--- BEGIN Record set ---

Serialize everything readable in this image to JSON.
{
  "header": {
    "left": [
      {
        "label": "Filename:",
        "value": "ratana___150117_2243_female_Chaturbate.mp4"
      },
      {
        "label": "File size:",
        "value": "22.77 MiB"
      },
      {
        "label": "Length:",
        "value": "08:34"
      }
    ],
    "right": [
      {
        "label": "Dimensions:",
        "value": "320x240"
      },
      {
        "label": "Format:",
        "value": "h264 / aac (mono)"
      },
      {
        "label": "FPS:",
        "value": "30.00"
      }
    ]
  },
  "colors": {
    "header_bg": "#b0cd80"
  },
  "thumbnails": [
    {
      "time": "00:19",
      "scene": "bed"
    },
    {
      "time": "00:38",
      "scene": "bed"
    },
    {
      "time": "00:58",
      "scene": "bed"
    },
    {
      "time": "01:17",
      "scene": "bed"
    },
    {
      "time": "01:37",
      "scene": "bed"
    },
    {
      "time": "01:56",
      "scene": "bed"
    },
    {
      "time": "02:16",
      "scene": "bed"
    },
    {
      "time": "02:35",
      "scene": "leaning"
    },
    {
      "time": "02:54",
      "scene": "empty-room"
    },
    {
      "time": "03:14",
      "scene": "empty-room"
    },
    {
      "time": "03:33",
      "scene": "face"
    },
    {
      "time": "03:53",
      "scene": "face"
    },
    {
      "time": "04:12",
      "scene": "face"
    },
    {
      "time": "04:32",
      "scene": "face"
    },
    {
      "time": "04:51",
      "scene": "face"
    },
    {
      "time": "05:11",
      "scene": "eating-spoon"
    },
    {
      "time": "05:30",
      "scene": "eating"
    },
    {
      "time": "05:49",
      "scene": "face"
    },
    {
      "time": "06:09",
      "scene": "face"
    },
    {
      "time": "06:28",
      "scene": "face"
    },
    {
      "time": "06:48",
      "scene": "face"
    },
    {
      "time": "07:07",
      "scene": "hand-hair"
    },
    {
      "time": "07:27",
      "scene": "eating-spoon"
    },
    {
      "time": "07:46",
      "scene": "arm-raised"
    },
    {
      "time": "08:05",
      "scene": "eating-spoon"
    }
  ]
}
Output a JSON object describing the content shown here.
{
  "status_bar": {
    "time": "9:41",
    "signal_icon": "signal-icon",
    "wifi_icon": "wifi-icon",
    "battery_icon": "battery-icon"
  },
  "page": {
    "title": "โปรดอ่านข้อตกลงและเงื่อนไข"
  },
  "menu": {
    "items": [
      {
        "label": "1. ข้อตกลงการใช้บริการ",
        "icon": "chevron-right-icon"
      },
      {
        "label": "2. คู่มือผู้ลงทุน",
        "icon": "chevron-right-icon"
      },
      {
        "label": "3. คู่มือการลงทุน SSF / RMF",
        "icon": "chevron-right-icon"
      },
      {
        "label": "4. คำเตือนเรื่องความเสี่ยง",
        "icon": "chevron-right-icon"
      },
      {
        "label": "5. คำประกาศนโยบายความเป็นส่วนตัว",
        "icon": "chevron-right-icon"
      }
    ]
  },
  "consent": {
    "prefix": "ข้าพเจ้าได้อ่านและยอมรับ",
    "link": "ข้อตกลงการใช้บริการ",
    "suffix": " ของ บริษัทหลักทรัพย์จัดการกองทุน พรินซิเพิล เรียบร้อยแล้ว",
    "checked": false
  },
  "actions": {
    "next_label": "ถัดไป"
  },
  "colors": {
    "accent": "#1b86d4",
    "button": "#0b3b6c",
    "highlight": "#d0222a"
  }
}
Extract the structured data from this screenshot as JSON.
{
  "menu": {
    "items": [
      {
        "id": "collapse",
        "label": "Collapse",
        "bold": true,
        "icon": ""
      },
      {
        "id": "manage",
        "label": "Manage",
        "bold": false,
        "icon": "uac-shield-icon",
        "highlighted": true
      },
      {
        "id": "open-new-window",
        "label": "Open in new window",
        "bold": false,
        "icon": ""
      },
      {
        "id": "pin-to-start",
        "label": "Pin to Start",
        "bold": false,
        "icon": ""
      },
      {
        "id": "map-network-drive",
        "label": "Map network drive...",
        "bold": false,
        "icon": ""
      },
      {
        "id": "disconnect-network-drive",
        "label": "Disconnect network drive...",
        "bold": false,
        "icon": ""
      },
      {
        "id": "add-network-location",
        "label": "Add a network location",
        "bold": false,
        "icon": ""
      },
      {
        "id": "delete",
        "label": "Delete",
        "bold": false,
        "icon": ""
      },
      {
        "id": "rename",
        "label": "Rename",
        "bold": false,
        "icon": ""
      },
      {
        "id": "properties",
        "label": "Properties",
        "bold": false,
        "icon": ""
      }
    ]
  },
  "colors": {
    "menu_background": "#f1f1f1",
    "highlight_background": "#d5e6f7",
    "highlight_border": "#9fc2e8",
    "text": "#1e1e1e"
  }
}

--- END Record set ---

What the exercise asks: Gather every line from the entries above where the word "value" appears, and copy them.

Final result:
        "value": "ratana___150117_2243_female_Chaturbate.mp4"
        "value": "22.77 MiB"
        "value": "08:34"
        "value": "320x240"
        "value": "h264 / aac (mono)"
        "value": "30.00"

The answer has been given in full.